Work to do
Check the listing below line by line and report how many lines hold "that", with no other words.

Material for this exercise
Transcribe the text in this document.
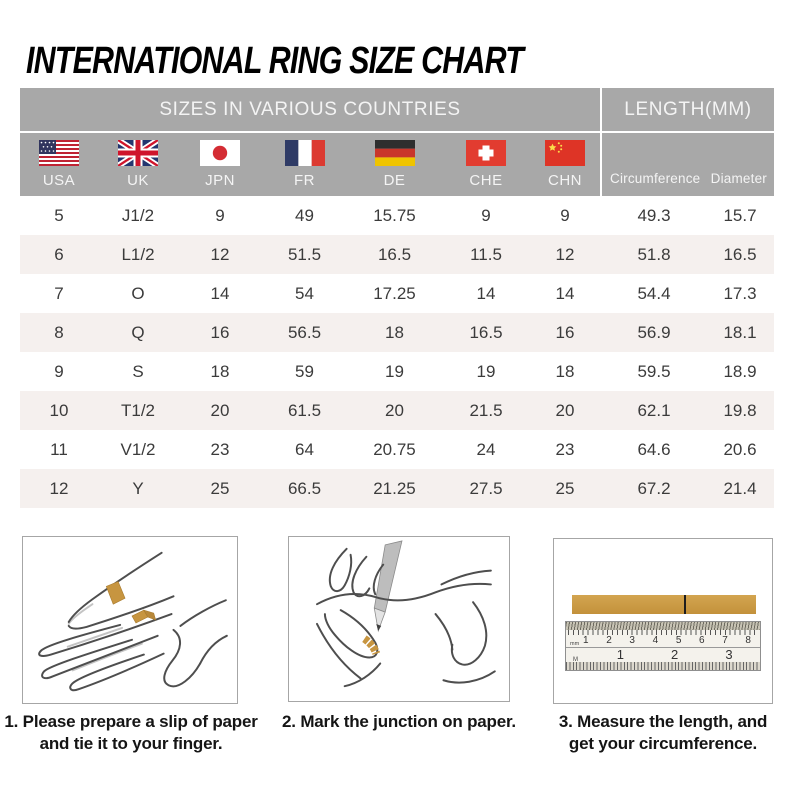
INTERNATIONAL RING SIZE CHART
SIZES IN VARIOUS COUNTRIES	LENGTH(MM)
USA	UK	JPN	FR	DE	CHE	CHN Circumference Diameter
5	J1/2	9	49	15.75	9	9	49.3	15.7
6	L1/2	12	51.5	16.5	11.5	12	51.8	16.5
7	O	14	54	17.25	14	14	54.4	17.3
8	Q	16	56.5	18	16.5	16	56.9	18.1
9	S	18	59	19	19	18	59.5	18.9
10	T1/2	20	61.5	20	21.5	20	62.1	19.8
11	V1/2	23	64	20.75	24	23	64.6	20.6
12	Y	25	66.5	21.25	27.5	25	67.2	21.4
mm 1 2 3 4 5 6 7 8
M	1	2	3
1. Please prepare a slip of paper
and tie it to your finger.
2. Mark the junction on paper.	3. Measure the length, and
get your circumference.
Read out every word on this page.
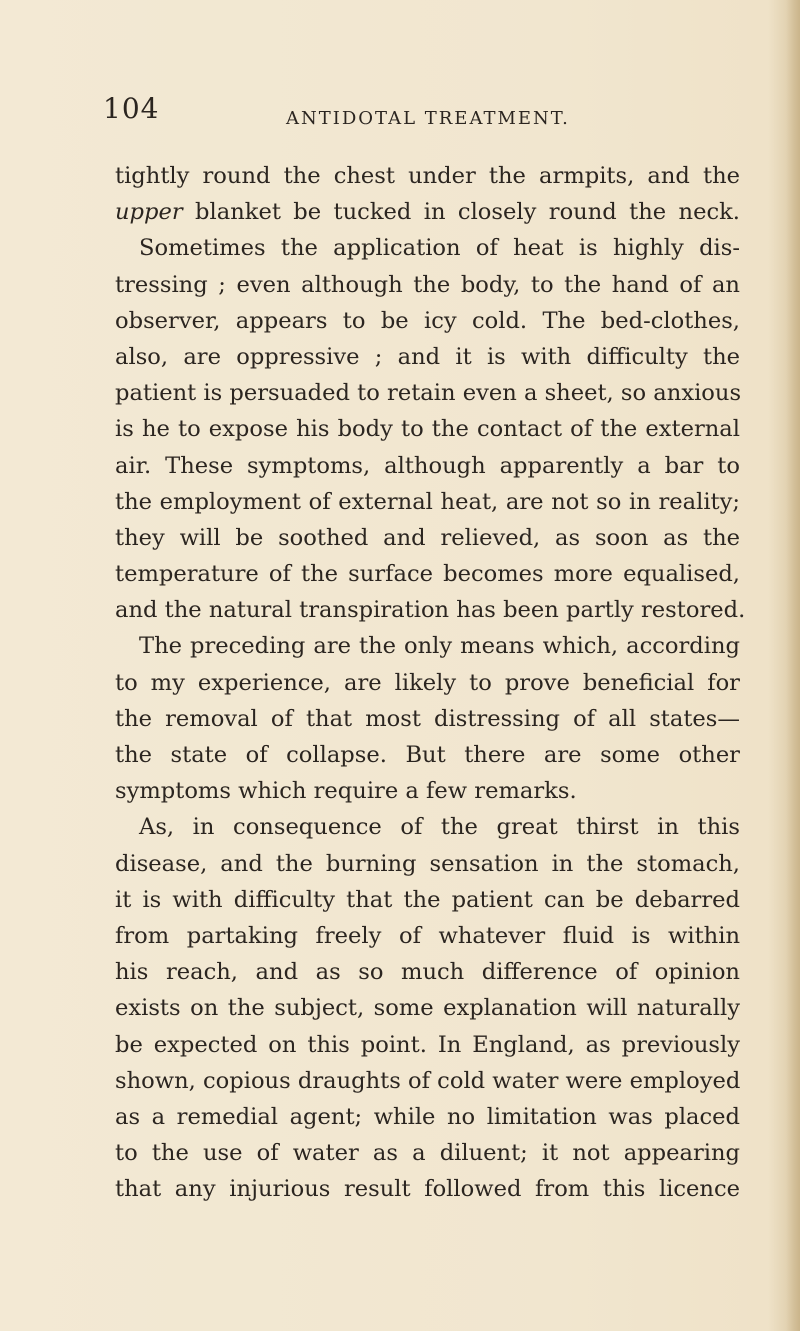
104	ANTIDOTAL TREATMENT.
tightly round the chest under the armpits, and the
upper blanket be tucked in closely round the neck.
Sometimes the application of heat is highly dis-
tressing ; even although the body, to the hand of an
observer, appears to be icy cold. The bed-clothes,
also, are oppressive ; and it is with difficulty the
patient is persuaded to retain even a sheet, so anxious
is he to expose his body to the contact of the external
air. These symptoms, although apparently a bar to
the employment of external heat, are not so in reality;
they will be soothed and relieved, as soon as the
temperature of the surface becomes more equalised,
and the natural transpiration has been partly restored.
The preceding are the only means which, according
to my experience, are likely to prove beneficial for
the removal of that most distressing of all states—
the state of collapse. But there are some other
symptoms which require a few remarks.
As, in consequence of the great thirst in this
disease, and the burning sensation in the stomach,
it is with difficulty that the patient can be debarred
from partaking freely of whatever fluid is within
his reach, and as so much difference of opinion
exists on the subject, some explanation will naturally
be expected on this point. In England, as previously
shown, copious draughts of cold water were employed
as a remedial agent; while no limitation was placed
to the use of water as a diluent; it not appearing
that any injurious result followed from this licence
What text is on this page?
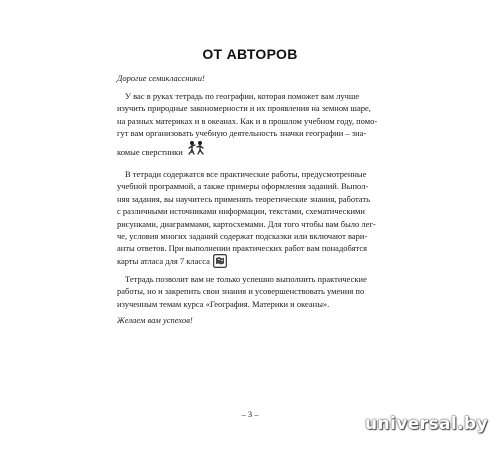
ОТ АВТОРОВ
Дорогие семиклассники!
У вас в руках тетрадь по географии, которая поможет вам лучше
изучить природные закономерности и их проявления на земном шаре,
на разных материках и в океанах. Как и в прошлом учебном году, помо-
гут вам организовать учебную деятельность значки географии – зна-
комые сверстники
В тетради содержатся все практические работы, предусмотренные
учебной программой, а также примеры оформления заданий. Выпол-
няя задания, вы научитесь применять теоретические знания, работать
с различными источниками информации, текстами, схематическими
рисунками, диаграммами, картосхемами. Для того чтобы вам было лег-
че, условия многих заданий содержат подсказки или включают вари-
анты ответов. При выполнении практических работ вам понадобятся
карты атласа для 7 класса
Тетрадь позволит вам не только успешно выполнить практические
работы, но и закрепить свои знания и усовершенствовать умения по
изученным темам курса «География. Материки и океаны».
Желаем вам успехов!
– 3 –	universal.by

The output
3